--- CHALLENGE ---
Rewrite the entries below, changing "bounding boxes" to "box coordinates" wherever it occurs and leaving everything else untouched.

━━━━━━━━━━━━━━━━━━━━

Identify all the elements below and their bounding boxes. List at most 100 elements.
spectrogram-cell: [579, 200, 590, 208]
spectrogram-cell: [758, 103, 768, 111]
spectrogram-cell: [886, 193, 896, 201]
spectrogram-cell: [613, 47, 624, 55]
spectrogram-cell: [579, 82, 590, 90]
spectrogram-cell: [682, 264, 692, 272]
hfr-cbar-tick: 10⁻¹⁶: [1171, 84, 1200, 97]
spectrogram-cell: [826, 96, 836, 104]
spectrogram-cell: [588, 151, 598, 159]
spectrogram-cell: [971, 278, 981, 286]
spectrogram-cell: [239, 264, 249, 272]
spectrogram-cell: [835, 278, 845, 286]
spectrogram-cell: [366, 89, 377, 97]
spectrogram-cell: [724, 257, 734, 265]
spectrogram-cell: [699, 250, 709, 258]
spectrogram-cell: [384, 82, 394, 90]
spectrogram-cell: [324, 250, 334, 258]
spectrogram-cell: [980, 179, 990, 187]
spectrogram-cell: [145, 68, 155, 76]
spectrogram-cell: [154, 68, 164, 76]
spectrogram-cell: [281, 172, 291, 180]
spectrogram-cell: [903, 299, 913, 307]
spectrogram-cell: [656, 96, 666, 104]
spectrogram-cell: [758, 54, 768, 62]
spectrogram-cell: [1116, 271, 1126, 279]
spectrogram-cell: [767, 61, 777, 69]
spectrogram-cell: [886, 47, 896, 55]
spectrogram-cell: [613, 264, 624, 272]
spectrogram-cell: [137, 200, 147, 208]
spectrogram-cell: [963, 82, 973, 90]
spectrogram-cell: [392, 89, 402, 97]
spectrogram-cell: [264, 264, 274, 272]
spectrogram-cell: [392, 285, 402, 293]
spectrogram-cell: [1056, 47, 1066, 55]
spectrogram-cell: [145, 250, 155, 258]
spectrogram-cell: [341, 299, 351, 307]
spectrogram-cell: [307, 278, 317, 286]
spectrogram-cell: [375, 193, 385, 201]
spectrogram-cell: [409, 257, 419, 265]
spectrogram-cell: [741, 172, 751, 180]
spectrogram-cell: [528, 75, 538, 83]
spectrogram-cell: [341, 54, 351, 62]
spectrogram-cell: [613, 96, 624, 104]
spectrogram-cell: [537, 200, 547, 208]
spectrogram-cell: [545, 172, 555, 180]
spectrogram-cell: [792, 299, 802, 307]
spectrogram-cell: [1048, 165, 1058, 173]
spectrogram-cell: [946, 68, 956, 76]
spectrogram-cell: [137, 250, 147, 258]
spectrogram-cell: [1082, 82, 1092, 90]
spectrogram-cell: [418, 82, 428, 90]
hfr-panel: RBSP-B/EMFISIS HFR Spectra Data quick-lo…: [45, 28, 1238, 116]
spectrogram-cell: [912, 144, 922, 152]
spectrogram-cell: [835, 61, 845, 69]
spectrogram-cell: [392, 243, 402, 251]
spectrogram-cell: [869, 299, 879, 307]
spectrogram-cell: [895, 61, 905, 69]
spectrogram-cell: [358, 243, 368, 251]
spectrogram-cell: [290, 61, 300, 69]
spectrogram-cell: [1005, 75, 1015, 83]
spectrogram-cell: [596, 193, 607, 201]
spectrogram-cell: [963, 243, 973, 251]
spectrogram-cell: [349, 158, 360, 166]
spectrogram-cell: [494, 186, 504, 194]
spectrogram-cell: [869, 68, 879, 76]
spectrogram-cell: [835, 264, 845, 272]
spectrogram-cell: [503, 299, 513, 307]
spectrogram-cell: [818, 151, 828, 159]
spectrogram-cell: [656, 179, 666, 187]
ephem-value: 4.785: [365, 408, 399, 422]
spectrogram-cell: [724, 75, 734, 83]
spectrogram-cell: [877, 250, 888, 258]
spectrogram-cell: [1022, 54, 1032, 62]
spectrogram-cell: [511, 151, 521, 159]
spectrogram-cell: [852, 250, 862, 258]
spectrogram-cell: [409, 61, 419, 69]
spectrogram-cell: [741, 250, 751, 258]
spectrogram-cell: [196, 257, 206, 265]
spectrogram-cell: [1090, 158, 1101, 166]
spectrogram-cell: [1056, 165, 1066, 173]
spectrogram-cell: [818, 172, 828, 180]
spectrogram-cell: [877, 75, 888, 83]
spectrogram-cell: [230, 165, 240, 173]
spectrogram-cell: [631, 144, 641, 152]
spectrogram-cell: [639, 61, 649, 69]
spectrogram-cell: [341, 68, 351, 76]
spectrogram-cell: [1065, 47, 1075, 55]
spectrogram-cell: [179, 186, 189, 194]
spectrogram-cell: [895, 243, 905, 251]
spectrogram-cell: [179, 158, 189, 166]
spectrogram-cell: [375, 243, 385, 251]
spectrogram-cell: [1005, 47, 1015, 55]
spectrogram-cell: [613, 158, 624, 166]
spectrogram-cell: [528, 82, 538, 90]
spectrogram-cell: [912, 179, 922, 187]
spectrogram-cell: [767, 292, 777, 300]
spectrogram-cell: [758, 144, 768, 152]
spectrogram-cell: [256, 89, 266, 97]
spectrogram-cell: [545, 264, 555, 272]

━━━━━━━━━━━━━━━━━━━━

--- EXERCISE RESULT ---
Identify all the elements below and their box coordinates. List at most 100 elements.
spectrogram-cell: [579, 200, 590, 208]
spectrogram-cell: [758, 103, 768, 111]
spectrogram-cell: [886, 193, 896, 201]
spectrogram-cell: [613, 47, 624, 55]
spectrogram-cell: [579, 82, 590, 90]
spectrogram-cell: [682, 264, 692, 272]
hfr-cbar-tick: 10⁻¹⁶: [1171, 84, 1200, 97]
spectrogram-cell: [826, 96, 836, 104]
spectrogram-cell: [588, 151, 598, 159]
spectrogram-cell: [971, 278, 981, 286]
spectrogram-cell: [239, 264, 249, 272]
spectrogram-cell: [835, 278, 845, 286]
spectrogram-cell: [366, 89, 377, 97]
spectrogram-cell: [724, 257, 734, 265]
spectrogram-cell: [699, 250, 709, 258]
spectrogram-cell: [384, 82, 394, 90]
spectrogram-cell: [324, 250, 334, 258]
spectrogram-cell: [980, 179, 990, 187]
spectrogram-cell: [145, 68, 155, 76]
spectrogram-cell: [154, 68, 164, 76]
spectrogram-cell: [281, 172, 291, 180]
spectrogram-cell: [903, 299, 913, 307]
spectrogram-cell: [656, 96, 666, 104]
spectrogram-cell: [758, 54, 768, 62]
spectrogram-cell: [1116, 271, 1126, 279]
spectrogram-cell: [767, 61, 777, 69]
spectrogram-cell: [886, 47, 896, 55]
spectrogram-cell: [613, 264, 624, 272]
spectrogram-cell: [137, 200, 147, 208]
spectrogram-cell: [963, 82, 973, 90]
spectrogram-cell: [392, 89, 402, 97]
spectrogram-cell: [264, 264, 274, 272]
spectrogram-cell: [392, 285, 402, 293]
spectrogram-cell: [1056, 47, 1066, 55]
spectrogram-cell: [145, 250, 155, 258]
spectrogram-cell: [341, 299, 351, 307]
spectrogram-cell: [307, 278, 317, 286]
spectrogram-cell: [375, 193, 385, 201]
spectrogram-cell: [409, 257, 419, 265]
spectrogram-cell: [741, 172, 751, 180]
spectrogram-cell: [528, 75, 538, 83]
spectrogram-cell: [341, 54, 351, 62]
spectrogram-cell: [613, 96, 624, 104]
spectrogram-cell: [537, 200, 547, 208]
spectrogram-cell: [545, 172, 555, 180]
spectrogram-cell: [792, 299, 802, 307]
spectrogram-cell: [1048, 165, 1058, 173]
spectrogram-cell: [946, 68, 956, 76]
spectrogram-cell: [137, 250, 147, 258]
spectrogram-cell: [1082, 82, 1092, 90]
spectrogram-cell: [418, 82, 428, 90]
hfr-panel: RBSP-B/EMFISIS HFR Spectra Data quick-lo…: [45, 28, 1238, 116]
spectrogram-cell: [912, 144, 922, 152]
spectrogram-cell: [835, 61, 845, 69]
spectrogram-cell: [392, 243, 402, 251]
spectrogram-cell: [869, 299, 879, 307]
spectrogram-cell: [895, 61, 905, 69]
spectrogram-cell: [358, 243, 368, 251]
spectrogram-cell: [290, 61, 300, 69]
spectrogram-cell: [1005, 75, 1015, 83]
spectrogram-cell: [596, 193, 607, 201]
spectrogram-cell: [963, 243, 973, 251]
spectrogram-cell: [349, 158, 360, 166]
spectrogram-cell: [494, 186, 504, 194]
spectrogram-cell: [869, 68, 879, 76]
spectrogram-cell: [835, 264, 845, 272]
spectrogram-cell: [503, 299, 513, 307]
spectrogram-cell: [818, 151, 828, 159]
spectrogram-cell: [656, 179, 666, 187]
ephem-value: 4.785: [365, 408, 399, 422]
spectrogram-cell: [724, 75, 734, 83]
spectrogram-cell: [877, 250, 888, 258]
spectrogram-cell: [1022, 54, 1032, 62]
spectrogram-cell: [511, 151, 521, 159]
spectrogram-cell: [852, 250, 862, 258]
spectrogram-cell: [409, 61, 419, 69]
spectrogram-cell: [741, 250, 751, 258]
spectrogram-cell: [196, 257, 206, 265]
spectrogram-cell: [1090, 158, 1101, 166]
spectrogram-cell: [1056, 165, 1066, 173]
spectrogram-cell: [818, 172, 828, 180]
spectrogram-cell: [877, 75, 888, 83]
spectrogram-cell: [230, 165, 240, 173]
spectrogram-cell: [631, 144, 641, 152]
spectrogram-cell: [639, 61, 649, 69]
spectrogram-cell: [341, 68, 351, 76]
spectrogram-cell: [1065, 47, 1075, 55]
spectrogram-cell: [179, 186, 189, 194]
spectrogram-cell: [895, 243, 905, 251]
spectrogram-cell: [179, 158, 189, 166]
spectrogram-cell: [375, 243, 385, 251]
spectrogram-cell: [1005, 47, 1015, 55]
spectrogram-cell: [613, 158, 624, 166]
spectrogram-cell: [528, 82, 538, 90]
spectrogram-cell: [912, 179, 922, 187]
spectrogram-cell: [767, 292, 777, 300]
spectrogram-cell: [758, 144, 768, 152]
spectrogram-cell: [256, 89, 266, 97]
spectrogram-cell: [545, 264, 555, 272]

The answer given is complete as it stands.